= Task statement =
From the listing below, pull out the lines that hold "JSON".

= Information provided =
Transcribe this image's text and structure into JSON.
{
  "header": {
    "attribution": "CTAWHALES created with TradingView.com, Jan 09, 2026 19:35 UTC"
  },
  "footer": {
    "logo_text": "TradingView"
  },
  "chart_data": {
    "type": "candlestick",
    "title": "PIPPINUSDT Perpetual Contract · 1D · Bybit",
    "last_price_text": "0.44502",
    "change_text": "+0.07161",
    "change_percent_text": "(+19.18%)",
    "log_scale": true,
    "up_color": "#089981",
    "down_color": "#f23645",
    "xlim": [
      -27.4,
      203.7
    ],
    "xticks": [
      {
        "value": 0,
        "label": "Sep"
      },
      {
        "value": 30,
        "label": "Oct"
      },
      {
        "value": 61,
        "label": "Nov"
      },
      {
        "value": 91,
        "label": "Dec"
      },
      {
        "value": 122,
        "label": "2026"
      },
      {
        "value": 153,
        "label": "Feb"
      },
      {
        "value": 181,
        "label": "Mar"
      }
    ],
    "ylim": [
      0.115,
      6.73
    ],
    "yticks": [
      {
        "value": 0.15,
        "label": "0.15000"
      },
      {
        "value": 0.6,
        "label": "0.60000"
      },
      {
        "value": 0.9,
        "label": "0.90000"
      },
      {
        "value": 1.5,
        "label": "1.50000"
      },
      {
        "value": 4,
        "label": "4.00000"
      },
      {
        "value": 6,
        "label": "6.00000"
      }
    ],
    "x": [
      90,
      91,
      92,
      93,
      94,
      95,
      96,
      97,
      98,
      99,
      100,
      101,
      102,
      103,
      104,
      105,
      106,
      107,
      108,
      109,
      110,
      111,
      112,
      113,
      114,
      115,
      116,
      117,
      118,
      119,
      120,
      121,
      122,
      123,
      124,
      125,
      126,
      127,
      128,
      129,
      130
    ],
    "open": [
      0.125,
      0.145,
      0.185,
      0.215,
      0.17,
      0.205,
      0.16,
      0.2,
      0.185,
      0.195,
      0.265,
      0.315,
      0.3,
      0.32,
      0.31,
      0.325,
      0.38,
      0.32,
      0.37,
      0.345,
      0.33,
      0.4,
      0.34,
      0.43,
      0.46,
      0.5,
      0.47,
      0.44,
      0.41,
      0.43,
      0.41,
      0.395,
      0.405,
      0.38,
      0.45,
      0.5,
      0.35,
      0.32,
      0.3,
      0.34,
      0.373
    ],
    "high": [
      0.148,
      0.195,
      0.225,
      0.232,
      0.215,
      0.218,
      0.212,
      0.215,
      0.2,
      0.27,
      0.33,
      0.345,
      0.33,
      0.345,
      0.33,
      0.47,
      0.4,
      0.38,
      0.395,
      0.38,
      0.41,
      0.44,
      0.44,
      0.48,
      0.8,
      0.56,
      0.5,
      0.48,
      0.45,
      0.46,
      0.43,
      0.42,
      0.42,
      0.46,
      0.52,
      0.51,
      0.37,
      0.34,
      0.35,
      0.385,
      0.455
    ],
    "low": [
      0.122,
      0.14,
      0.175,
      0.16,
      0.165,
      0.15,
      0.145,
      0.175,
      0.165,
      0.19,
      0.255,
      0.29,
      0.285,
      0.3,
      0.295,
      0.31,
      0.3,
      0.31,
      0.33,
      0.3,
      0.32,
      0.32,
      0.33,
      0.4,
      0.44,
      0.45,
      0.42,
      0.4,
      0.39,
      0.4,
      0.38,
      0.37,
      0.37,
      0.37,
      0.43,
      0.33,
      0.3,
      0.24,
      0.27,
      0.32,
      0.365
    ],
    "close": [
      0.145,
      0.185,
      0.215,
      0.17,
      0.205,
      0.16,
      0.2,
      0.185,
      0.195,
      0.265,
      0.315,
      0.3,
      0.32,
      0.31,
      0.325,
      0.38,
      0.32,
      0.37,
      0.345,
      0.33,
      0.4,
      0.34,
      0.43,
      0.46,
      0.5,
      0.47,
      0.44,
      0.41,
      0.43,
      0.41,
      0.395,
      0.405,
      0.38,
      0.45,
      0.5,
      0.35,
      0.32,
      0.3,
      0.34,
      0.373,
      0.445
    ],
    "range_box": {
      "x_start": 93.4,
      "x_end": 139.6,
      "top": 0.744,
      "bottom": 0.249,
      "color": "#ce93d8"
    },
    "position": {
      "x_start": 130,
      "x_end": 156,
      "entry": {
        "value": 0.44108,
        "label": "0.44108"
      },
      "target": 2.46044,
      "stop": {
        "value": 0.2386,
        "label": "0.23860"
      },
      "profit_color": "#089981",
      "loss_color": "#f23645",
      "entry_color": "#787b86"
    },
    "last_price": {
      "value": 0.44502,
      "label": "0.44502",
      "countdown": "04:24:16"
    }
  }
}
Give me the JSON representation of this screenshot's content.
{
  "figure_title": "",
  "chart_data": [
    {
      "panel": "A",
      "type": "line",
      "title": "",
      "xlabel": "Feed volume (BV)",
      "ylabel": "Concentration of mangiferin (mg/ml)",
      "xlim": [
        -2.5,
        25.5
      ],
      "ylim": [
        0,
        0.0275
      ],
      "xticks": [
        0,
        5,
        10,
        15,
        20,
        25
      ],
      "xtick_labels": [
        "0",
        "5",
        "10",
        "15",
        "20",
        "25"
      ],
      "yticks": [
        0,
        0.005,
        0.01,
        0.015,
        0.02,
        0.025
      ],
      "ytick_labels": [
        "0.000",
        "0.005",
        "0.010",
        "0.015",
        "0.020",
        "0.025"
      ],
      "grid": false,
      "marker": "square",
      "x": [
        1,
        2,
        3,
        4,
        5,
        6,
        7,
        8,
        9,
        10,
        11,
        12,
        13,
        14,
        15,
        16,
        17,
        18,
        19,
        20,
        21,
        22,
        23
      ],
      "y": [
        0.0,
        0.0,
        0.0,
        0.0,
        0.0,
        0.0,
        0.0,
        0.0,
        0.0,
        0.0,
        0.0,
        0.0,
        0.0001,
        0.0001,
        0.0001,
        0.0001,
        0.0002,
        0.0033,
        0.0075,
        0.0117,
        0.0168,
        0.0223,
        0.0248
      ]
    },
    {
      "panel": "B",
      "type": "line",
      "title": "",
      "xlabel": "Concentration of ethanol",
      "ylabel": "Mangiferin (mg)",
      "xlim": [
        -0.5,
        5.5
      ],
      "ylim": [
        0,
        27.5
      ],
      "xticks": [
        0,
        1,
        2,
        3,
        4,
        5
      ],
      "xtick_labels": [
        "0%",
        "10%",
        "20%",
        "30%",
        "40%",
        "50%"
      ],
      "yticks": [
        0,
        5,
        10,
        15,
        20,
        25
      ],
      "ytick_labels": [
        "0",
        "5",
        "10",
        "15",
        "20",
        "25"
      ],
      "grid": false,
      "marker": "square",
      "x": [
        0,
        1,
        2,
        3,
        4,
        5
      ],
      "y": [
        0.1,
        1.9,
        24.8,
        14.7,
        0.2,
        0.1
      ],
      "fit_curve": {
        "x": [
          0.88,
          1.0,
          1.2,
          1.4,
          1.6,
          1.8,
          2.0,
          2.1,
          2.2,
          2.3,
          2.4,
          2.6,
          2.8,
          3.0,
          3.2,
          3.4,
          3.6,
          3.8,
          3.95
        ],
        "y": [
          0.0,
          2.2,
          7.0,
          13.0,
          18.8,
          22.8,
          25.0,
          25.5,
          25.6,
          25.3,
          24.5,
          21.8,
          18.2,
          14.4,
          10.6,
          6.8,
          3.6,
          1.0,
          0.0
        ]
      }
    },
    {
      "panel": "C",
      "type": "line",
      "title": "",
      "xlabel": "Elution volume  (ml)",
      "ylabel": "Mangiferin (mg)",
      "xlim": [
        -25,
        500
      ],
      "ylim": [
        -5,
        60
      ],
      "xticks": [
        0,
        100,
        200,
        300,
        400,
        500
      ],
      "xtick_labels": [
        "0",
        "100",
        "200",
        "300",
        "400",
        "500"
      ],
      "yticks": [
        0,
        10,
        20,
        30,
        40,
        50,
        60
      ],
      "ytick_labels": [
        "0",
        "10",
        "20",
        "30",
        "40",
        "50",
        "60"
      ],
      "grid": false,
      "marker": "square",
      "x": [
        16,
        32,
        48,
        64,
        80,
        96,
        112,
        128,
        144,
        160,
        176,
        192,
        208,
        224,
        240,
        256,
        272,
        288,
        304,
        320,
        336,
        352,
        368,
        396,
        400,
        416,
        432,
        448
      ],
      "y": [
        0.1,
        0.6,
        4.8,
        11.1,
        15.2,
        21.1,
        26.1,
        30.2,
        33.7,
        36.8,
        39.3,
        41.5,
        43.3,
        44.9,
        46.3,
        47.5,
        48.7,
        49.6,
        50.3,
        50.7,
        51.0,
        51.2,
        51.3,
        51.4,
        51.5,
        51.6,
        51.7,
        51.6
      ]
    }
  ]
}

= Exercise solution =
Transcribe this image's text and structure into JSON.
Give me the JSON representation of this screenshot's content.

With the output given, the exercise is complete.